### Requirements
Search the listing below for the string "JSON" and copy every line where it occurs.

Figure record listings:
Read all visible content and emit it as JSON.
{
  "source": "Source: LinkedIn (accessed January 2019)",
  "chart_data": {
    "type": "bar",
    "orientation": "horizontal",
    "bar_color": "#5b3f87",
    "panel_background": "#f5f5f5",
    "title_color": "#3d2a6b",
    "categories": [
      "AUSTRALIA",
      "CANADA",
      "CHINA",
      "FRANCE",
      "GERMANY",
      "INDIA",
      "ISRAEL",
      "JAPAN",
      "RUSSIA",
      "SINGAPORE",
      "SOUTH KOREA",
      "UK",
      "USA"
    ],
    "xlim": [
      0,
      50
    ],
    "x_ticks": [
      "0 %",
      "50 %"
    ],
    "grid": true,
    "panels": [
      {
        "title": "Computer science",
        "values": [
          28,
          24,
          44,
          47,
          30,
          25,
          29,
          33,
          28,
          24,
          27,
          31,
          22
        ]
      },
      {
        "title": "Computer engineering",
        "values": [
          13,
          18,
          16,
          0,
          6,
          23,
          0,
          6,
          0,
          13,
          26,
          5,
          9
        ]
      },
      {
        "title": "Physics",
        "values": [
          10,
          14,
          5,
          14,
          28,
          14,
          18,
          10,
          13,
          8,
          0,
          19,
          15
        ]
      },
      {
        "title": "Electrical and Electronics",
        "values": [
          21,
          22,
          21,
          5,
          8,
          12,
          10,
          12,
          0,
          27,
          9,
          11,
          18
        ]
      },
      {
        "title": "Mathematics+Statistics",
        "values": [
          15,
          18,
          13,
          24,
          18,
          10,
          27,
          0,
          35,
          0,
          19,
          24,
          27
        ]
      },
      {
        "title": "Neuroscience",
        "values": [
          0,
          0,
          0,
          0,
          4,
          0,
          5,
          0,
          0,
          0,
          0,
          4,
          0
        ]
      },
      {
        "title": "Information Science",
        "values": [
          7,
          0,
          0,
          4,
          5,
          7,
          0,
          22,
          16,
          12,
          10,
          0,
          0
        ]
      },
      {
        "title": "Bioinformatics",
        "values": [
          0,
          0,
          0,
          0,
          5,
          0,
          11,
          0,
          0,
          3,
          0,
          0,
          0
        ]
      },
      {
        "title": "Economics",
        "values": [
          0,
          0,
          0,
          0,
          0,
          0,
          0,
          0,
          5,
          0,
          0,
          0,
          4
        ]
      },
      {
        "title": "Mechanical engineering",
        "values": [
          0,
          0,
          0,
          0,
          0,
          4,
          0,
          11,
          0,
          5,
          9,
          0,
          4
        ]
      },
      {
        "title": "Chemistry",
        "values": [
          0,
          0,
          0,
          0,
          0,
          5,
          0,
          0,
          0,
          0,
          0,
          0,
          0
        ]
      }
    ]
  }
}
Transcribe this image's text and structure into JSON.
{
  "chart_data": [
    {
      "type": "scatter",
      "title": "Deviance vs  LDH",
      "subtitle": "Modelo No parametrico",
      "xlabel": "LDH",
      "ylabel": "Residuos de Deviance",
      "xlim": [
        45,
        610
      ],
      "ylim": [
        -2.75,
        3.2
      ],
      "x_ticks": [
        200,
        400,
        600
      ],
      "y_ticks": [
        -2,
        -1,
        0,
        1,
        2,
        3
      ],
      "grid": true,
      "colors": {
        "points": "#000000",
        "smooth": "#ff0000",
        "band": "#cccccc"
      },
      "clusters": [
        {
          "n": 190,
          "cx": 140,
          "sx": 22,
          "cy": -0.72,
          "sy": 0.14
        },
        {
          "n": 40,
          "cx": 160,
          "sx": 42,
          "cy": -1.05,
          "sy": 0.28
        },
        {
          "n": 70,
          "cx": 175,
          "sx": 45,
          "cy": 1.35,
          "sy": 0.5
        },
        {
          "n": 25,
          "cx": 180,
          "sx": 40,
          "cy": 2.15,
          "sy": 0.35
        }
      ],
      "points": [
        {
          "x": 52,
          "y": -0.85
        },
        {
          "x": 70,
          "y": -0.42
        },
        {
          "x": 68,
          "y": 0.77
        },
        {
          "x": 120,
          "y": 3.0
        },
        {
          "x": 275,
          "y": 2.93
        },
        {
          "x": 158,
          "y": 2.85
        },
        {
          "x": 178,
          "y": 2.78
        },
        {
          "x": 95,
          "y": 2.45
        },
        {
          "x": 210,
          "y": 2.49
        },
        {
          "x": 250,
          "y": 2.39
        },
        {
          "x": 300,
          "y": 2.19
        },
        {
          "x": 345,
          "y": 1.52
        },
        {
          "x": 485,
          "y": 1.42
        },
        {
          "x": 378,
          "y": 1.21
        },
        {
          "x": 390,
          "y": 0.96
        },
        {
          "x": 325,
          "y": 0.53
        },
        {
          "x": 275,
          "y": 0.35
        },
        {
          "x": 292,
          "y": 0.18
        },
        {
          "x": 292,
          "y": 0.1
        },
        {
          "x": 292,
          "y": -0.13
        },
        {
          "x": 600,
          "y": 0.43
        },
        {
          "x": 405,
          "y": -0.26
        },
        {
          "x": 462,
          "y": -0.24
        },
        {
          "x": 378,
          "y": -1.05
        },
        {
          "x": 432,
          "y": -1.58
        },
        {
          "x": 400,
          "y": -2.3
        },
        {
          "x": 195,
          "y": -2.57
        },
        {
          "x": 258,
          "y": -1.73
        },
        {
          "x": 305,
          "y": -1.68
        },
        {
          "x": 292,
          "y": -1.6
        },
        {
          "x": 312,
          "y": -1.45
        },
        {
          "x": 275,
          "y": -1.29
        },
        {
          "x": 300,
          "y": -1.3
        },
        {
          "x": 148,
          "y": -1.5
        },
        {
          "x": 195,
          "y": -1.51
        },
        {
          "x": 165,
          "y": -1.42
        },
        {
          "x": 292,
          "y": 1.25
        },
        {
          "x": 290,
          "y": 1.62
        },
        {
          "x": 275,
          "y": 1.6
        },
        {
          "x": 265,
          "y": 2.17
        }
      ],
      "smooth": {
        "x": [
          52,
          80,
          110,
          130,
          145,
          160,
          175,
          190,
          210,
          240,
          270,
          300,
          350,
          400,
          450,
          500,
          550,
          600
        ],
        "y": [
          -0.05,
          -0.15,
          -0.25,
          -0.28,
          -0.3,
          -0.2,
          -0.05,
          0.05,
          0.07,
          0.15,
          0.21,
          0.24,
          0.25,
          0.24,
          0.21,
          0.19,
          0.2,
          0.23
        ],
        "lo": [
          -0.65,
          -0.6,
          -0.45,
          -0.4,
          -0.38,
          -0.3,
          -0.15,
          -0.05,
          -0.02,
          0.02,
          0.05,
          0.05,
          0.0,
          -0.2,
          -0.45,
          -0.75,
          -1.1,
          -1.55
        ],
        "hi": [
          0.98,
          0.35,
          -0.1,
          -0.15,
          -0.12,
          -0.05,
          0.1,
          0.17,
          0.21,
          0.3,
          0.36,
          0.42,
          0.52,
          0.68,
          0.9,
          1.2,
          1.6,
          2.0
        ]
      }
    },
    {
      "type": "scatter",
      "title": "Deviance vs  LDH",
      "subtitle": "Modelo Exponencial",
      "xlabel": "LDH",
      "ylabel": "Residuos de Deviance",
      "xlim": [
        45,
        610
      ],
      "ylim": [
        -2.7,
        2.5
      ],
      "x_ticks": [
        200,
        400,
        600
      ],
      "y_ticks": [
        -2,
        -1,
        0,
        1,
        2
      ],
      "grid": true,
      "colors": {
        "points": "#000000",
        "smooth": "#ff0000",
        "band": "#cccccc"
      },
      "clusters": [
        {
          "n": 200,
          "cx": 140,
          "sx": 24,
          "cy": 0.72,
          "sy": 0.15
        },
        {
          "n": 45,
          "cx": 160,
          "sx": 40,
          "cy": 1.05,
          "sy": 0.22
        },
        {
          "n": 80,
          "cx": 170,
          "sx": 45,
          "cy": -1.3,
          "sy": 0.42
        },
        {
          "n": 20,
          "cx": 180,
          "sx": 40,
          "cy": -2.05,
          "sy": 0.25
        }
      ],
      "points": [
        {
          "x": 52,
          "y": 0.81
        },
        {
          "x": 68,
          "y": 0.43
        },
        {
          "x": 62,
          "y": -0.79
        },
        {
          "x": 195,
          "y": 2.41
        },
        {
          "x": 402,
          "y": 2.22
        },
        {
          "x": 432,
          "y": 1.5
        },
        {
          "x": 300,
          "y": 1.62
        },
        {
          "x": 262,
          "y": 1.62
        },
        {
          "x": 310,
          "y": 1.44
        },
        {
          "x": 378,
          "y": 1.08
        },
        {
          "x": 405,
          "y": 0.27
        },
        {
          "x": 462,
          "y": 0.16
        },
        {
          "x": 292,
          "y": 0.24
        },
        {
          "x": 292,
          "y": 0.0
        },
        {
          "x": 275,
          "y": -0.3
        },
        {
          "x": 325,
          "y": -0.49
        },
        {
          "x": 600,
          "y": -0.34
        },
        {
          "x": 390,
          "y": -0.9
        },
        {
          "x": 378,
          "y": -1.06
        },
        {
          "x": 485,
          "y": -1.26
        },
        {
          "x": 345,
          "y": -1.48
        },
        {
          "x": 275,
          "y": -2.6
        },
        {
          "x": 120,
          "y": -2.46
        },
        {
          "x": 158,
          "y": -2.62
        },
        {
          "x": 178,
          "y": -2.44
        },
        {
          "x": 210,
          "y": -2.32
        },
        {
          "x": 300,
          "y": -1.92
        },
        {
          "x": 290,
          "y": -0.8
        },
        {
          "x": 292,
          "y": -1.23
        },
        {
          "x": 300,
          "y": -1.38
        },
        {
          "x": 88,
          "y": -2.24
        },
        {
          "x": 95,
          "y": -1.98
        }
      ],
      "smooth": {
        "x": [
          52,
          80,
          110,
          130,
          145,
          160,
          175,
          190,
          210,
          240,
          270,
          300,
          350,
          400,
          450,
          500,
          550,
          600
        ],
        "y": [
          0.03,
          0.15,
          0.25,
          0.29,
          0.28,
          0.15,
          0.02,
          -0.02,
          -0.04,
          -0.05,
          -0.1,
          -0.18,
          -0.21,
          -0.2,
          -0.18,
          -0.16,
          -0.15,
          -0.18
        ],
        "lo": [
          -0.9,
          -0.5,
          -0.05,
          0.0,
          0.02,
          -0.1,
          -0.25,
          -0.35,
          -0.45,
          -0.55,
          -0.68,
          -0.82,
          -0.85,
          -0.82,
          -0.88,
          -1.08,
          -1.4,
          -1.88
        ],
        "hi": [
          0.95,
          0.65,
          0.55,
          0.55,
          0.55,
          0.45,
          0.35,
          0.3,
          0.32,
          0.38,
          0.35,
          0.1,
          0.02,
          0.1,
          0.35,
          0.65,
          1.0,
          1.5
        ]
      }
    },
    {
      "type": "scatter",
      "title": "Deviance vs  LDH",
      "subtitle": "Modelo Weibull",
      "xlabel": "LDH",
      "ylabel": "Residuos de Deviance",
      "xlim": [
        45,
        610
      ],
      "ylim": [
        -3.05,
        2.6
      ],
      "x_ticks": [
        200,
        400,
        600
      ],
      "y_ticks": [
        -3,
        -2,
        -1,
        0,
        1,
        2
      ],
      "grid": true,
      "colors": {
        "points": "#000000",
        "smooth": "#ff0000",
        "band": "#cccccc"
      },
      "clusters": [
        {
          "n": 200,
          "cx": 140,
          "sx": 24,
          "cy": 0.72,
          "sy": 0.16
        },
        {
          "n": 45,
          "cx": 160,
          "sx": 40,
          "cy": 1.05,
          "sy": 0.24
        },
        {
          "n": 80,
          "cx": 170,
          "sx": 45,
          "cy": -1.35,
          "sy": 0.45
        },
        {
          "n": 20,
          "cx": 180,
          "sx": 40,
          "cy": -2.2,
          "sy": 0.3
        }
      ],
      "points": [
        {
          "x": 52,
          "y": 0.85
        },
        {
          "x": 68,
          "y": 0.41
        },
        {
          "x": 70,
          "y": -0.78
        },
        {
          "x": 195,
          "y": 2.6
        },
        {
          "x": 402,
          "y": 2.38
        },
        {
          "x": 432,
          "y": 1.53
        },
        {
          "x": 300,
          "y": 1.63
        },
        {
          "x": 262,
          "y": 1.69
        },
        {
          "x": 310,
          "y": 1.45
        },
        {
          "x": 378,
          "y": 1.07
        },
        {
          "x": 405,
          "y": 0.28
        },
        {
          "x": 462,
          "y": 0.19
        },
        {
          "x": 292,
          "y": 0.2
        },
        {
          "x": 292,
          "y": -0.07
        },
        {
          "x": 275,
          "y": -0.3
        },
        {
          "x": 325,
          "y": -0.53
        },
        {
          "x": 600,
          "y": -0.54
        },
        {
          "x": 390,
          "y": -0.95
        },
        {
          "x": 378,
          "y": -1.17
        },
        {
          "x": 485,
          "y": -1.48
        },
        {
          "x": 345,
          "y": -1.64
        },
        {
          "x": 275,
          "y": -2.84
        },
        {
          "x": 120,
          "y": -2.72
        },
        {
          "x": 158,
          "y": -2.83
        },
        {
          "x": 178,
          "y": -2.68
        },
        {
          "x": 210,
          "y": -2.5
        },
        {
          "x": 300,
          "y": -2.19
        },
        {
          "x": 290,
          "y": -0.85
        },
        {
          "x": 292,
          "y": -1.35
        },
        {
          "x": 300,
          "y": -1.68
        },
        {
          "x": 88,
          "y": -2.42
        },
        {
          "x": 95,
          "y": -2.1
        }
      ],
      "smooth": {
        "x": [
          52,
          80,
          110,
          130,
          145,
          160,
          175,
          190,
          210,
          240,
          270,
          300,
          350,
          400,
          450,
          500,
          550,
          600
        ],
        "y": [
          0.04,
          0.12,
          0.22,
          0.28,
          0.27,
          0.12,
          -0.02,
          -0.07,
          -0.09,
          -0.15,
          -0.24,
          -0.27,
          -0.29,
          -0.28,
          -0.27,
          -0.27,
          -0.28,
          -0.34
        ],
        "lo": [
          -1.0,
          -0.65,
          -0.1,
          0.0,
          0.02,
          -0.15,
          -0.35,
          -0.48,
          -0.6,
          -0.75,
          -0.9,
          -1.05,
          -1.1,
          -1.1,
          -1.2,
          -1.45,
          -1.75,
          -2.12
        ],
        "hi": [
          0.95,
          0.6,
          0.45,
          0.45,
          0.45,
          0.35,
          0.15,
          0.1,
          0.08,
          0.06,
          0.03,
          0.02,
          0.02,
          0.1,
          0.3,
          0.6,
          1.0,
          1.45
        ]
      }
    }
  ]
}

### Result of the exercise
Read all visible content and emit it as JSON.
Transcribe this image's text and structure into JSON.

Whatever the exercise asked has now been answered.